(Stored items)
----------------------------------------

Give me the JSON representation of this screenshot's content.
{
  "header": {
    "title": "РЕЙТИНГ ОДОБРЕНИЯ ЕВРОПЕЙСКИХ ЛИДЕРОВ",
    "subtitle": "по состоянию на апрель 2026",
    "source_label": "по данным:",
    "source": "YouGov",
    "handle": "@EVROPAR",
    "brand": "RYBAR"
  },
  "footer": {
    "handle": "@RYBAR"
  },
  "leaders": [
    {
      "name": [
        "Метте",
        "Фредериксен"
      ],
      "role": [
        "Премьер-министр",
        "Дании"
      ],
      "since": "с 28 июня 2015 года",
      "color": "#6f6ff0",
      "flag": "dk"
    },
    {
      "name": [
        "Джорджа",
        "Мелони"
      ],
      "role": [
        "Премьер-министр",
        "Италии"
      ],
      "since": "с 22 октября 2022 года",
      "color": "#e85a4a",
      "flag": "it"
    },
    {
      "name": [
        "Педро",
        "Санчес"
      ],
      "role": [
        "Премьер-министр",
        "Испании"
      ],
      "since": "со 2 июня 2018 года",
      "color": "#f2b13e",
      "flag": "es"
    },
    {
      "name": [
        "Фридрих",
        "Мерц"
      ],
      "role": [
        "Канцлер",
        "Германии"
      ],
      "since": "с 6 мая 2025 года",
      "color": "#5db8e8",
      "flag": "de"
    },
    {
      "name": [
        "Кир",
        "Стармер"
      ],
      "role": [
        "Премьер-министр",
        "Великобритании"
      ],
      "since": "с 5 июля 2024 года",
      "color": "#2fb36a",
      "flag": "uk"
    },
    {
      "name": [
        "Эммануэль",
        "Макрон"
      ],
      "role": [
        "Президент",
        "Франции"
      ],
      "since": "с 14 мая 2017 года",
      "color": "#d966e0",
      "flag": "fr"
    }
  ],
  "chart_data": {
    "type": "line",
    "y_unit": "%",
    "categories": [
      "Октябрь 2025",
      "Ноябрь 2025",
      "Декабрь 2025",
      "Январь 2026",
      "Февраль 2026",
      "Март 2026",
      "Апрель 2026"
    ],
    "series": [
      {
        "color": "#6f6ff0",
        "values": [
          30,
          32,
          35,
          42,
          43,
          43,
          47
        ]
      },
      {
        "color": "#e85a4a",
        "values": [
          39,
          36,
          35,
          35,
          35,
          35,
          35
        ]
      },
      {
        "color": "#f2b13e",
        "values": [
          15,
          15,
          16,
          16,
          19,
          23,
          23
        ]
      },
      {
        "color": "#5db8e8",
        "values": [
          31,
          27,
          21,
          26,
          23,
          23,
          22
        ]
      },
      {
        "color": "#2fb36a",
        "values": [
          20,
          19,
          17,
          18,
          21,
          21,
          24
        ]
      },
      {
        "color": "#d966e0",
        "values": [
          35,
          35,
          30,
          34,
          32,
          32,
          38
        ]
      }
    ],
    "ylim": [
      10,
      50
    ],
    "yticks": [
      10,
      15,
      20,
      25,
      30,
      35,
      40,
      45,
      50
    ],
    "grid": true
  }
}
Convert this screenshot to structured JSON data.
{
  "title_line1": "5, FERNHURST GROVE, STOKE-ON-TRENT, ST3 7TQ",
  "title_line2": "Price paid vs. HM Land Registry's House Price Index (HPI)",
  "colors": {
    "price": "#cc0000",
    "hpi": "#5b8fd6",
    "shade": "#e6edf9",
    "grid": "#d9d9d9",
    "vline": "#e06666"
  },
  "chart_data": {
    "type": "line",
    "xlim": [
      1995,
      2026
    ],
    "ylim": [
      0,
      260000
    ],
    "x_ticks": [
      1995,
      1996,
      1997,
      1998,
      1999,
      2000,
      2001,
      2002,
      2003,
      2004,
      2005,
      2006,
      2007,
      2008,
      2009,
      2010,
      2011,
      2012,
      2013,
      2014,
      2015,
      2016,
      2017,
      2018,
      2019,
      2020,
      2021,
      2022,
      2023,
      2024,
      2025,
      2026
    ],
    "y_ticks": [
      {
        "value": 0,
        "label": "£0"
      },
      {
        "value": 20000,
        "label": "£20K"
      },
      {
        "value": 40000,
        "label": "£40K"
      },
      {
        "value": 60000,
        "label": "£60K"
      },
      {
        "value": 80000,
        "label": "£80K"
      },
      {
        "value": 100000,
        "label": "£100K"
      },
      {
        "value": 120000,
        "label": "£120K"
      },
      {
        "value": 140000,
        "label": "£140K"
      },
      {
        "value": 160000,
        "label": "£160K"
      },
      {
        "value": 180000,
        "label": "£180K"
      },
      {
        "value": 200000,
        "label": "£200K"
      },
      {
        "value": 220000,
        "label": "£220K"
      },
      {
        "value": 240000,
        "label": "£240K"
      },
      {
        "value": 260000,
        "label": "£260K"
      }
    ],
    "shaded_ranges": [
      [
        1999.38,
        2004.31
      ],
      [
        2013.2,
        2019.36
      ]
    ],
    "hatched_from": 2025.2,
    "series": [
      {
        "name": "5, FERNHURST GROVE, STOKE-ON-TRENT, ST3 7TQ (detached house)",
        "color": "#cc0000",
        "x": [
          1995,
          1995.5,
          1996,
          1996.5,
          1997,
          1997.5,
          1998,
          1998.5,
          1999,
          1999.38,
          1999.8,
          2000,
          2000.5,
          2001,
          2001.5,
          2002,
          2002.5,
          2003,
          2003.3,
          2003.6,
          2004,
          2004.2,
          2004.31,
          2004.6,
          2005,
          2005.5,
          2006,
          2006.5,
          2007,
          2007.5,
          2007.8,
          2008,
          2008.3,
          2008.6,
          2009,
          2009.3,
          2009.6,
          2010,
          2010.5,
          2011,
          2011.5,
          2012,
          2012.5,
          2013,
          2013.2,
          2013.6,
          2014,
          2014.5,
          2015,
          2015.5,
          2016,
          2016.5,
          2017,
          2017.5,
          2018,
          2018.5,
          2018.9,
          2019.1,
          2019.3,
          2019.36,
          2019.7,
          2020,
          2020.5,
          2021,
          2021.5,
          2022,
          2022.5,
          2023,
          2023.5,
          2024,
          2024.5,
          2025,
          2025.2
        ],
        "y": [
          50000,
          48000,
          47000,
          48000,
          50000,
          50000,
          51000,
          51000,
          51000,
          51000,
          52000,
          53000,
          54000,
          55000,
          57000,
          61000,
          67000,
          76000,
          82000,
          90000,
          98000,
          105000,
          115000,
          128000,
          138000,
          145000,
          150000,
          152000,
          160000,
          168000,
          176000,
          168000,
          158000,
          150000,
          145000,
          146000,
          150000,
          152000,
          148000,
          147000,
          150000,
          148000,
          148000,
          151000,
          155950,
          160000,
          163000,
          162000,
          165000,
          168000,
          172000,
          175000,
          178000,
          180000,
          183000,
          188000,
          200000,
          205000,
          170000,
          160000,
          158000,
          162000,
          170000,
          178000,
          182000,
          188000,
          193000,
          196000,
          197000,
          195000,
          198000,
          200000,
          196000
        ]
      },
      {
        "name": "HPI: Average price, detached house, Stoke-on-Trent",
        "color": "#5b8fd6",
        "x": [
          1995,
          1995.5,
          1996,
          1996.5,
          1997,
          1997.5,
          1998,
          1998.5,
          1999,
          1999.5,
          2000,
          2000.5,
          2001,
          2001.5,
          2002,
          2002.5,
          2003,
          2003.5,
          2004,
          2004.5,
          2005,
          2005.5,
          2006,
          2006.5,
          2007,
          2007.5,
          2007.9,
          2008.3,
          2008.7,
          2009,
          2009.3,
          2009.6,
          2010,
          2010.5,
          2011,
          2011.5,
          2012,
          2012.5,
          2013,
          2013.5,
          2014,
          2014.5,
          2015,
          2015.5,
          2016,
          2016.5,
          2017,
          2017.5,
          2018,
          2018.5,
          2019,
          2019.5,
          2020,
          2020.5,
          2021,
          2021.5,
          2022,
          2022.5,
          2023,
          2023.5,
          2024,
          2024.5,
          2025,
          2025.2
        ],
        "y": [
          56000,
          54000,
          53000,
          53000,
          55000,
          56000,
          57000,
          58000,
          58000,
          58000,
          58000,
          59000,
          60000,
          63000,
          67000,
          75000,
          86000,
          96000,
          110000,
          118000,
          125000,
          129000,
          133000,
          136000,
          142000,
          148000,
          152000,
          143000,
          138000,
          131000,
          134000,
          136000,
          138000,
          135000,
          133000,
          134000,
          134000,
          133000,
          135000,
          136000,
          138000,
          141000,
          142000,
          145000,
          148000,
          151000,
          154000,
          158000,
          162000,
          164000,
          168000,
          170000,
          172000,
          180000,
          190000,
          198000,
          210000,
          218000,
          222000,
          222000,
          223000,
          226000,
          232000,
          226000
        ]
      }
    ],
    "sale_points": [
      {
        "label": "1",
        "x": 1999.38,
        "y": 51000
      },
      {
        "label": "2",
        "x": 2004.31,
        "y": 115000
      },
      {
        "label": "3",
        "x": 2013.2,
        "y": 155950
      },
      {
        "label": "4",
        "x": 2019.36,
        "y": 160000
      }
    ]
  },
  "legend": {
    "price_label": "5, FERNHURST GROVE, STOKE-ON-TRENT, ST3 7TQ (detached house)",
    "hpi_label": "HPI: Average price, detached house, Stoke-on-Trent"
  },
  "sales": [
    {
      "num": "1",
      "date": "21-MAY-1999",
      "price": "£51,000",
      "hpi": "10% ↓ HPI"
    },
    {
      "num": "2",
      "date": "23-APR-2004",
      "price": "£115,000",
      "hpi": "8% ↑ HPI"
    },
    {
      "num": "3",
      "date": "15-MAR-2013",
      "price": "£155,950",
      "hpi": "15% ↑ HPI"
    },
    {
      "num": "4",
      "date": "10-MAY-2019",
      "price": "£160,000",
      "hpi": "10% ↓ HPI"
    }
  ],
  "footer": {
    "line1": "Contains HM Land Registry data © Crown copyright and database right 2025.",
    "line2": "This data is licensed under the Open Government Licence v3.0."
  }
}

----------------------------------------

From the entries above, select each line containing the string "Land".

  "title_line2": "Price paid vs. HM Land Registry's House Price Index (HPI)",
    "line1": "Contains HM Land Registry data © Crown copyright and database right 2025.",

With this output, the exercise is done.